Aim —
Using the listing below, report all lines holding the word "this".
* * *
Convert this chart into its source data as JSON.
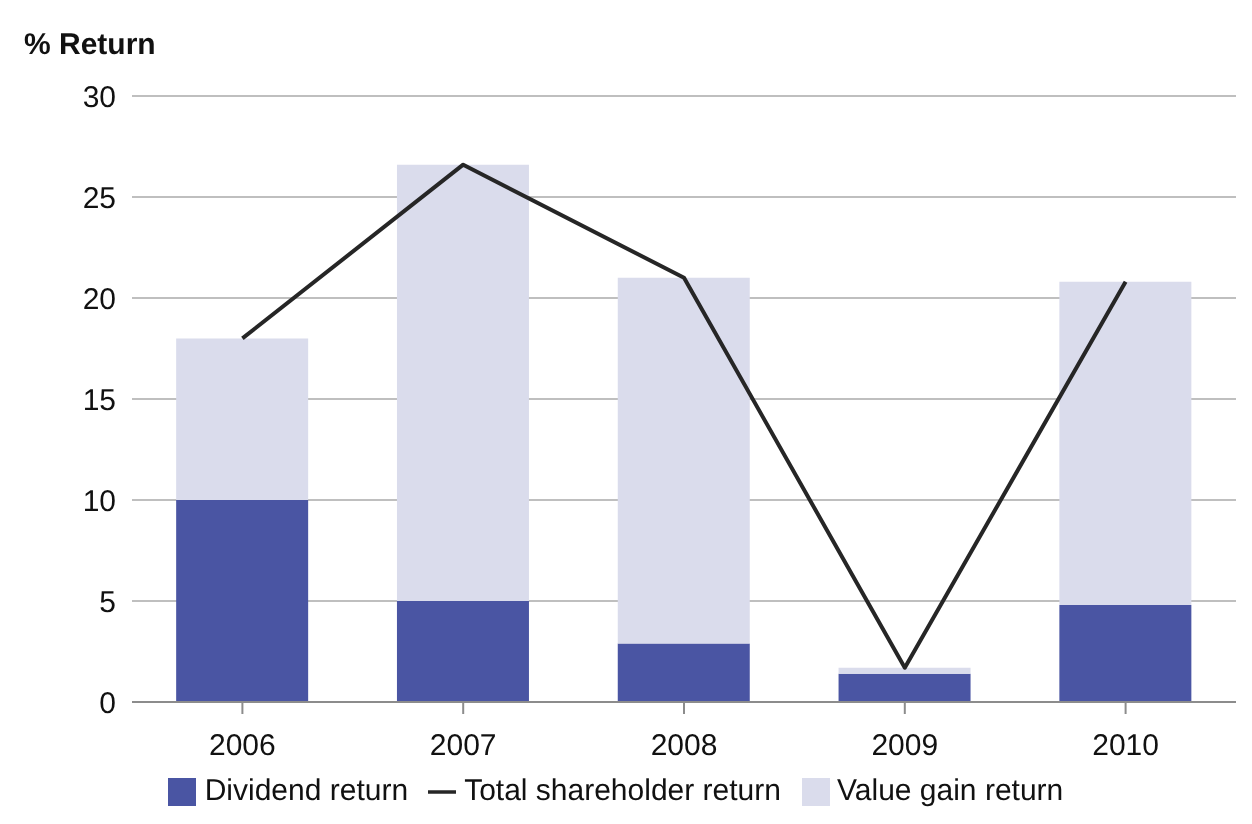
{
  "chart_data": {
    "type": "bar",
    "ylabel": "% Return",
    "categories": [
      "2006",
      "2007",
      "2008",
      "2009",
      "2010"
    ],
    "stacked": true,
    "series": [
      {
        "name": "Dividend return",
        "color": "#4a55a3",
        "values": [
          10.0,
          5.0,
          2.9,
          1.4,
          4.8
        ]
      },
      {
        "name": "Value gain return",
        "color": "#dadcec",
        "values": [
          8.0,
          21.6,
          18.1,
          0.3,
          16.0
        ]
      },
      {
        "name": "Total shareholder return",
        "type": "line",
        "color": "#262626",
        "values": [
          18.0,
          26.6,
          21.0,
          1.7,
          20.8
        ]
      }
    ],
    "ylim": [
      0,
      30
    ],
    "yticks": [
      0,
      5,
      10,
      15,
      20,
      25,
      30
    ],
    "grid": "y",
    "legend": "bottom",
    "marker": "none"
  }
}
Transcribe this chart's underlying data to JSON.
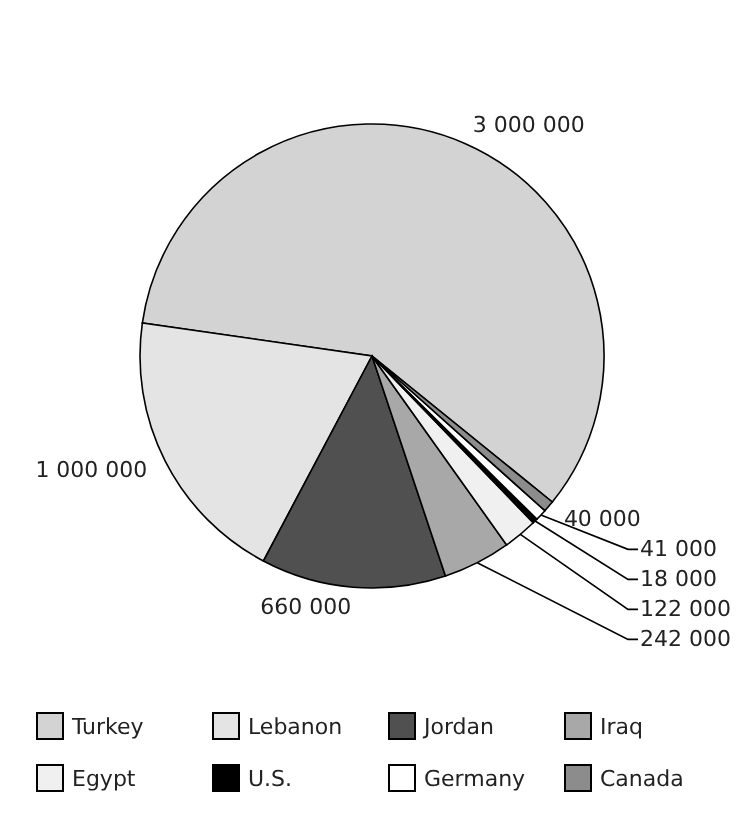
{
  "chart_data": {
    "type": "pie",
    "categories": [
      "Turkey",
      "Lebanon",
      "Jordan",
      "Iraq",
      "Egypt",
      "U.S.",
      "Germany",
      "Canada"
    ],
    "values": [
      3000000,
      1000000,
      660000,
      242000,
      122000,
      18000,
      41000,
      40000
    ],
    "value_labels": [
      "3 000 000",
      "1 000 000",
      "660 000",
      "242 000",
      "122 000",
      "18 000",
      "41 000",
      "40 000"
    ],
    "colors": [
      "#d3d3d3",
      "#e4e4e4",
      "#505050",
      "#a8a8a8",
      "#f0f0f0",
      "#000000",
      "#ffffff",
      "#8c8c8c"
    ],
    "legend": "bottom"
  }
}
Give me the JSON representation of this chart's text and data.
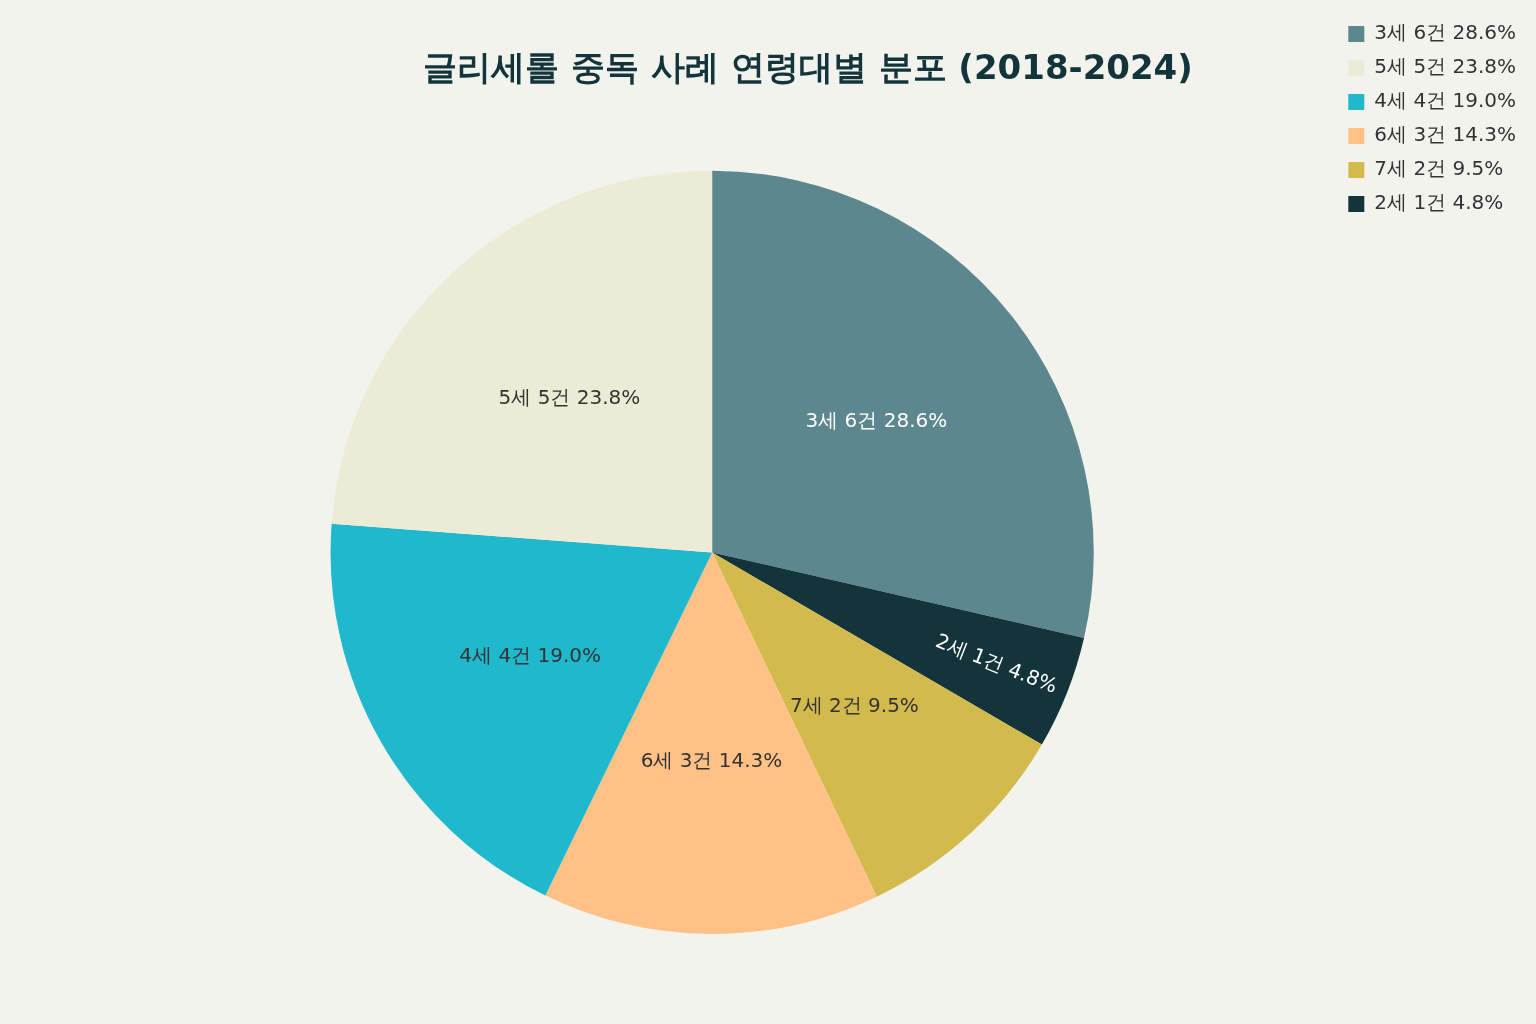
{
  "chart_data": {
    "type": "pie",
    "title": "글리세롤 중독 사례 연령대별 분포 (2018-2024)",
    "categories": [
      "3세 6건 28.6%",
      "2세 1건 4.8%",
      "7세 2건 9.5%",
      "6세 3건 14.3%",
      "4세 4건 19.0%",
      "5세 5건 23.8%"
    ],
    "values": [
      28.6,
      4.8,
      9.5,
      14.3,
      19.0,
      23.8
    ],
    "colors": [
      "#5d878f",
      "#13343b",
      "#d2ba4c",
      "#ffc185",
      "#1fb8cd",
      "#ecebd5"
    ],
    "legend": "top right"
  }
}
* * *
Task result —
Convert this chart into its source data as JSON.
Transcribe this chart's underlying data to JSON.
Give me the JSON representation of this chart's text and data.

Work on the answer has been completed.